## THE TASK
Copy all lines that contain the word "from".

## INFORMATION SHOWN
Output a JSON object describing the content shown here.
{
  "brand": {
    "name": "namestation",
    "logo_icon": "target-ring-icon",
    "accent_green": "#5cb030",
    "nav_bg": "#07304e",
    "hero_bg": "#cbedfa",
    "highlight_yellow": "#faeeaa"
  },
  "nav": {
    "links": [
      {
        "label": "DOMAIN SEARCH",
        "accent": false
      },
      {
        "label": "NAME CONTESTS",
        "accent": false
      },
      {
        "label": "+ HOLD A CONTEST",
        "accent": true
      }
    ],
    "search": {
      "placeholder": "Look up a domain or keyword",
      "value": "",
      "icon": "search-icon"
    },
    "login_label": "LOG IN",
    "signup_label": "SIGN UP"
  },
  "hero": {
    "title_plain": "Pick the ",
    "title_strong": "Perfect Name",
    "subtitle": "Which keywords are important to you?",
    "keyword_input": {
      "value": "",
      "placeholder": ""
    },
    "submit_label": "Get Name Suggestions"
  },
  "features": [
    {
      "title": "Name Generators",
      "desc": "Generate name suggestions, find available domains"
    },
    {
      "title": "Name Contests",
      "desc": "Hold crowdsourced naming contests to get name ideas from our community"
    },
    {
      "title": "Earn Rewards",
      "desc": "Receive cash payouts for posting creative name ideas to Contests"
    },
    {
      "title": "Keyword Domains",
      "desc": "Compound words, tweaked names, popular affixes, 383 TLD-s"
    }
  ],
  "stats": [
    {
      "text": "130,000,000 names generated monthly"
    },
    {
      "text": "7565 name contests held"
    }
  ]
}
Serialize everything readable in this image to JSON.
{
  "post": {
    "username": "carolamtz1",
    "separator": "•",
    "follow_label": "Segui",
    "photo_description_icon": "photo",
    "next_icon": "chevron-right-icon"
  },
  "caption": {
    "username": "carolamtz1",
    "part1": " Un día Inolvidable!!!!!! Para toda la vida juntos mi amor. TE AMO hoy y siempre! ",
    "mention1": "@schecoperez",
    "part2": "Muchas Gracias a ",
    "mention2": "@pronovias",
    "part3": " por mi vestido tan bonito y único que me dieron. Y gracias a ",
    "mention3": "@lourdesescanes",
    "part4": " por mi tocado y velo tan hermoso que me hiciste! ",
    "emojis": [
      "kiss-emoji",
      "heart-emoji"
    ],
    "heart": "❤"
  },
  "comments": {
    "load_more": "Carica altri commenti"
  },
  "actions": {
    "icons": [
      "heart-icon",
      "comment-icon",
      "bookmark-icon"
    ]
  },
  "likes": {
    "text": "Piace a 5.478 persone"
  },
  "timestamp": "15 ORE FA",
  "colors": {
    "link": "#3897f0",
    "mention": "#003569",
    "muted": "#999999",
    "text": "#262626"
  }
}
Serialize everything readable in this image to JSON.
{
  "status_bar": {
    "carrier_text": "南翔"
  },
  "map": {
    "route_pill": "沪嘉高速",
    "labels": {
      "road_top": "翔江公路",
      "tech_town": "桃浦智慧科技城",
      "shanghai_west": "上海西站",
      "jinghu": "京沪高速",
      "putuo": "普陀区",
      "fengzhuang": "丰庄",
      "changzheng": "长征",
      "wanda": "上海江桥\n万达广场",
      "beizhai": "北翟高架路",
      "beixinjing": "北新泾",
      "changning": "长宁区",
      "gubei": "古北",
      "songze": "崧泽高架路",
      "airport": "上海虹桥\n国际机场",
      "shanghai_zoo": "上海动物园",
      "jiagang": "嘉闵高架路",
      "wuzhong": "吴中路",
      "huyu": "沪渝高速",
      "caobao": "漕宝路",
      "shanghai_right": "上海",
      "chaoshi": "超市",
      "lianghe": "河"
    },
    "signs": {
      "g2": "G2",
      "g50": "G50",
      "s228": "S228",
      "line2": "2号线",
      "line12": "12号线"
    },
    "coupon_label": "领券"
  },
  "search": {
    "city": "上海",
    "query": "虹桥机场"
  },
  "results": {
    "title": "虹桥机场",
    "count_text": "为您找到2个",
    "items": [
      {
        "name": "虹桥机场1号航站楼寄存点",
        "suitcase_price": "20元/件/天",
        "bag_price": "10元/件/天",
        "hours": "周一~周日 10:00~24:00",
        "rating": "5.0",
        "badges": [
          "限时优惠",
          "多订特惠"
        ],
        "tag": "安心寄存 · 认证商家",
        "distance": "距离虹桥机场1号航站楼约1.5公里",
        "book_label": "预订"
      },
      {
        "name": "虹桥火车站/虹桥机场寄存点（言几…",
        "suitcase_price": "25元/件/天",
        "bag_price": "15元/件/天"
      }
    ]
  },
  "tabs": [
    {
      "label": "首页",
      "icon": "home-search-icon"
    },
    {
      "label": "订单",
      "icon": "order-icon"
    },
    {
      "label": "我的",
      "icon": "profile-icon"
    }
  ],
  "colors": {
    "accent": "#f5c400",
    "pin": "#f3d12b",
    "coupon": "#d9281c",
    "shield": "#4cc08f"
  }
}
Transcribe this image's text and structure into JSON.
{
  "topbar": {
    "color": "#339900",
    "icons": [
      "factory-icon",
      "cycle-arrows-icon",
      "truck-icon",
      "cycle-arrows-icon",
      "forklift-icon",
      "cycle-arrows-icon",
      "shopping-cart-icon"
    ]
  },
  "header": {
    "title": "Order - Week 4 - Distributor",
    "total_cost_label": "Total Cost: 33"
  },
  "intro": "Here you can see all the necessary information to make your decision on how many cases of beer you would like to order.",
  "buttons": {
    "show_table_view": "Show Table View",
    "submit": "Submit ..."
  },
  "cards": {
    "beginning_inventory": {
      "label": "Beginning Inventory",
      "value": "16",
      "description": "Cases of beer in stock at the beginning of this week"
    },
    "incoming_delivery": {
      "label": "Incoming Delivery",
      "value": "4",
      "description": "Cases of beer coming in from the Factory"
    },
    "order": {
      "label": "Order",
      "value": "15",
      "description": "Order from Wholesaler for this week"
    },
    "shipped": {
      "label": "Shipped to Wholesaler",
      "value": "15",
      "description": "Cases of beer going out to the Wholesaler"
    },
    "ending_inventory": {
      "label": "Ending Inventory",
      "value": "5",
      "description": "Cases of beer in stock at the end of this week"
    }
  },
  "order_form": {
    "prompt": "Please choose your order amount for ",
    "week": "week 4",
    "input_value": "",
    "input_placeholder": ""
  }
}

## SOLUTION TO THE EXERCISE
      "desc": "Hold crowdsourced naming contests to get name ideas from our community"
      "description": "Cases of beer coming in from the Factory"
      "description": "Order from Wholesaler for this week"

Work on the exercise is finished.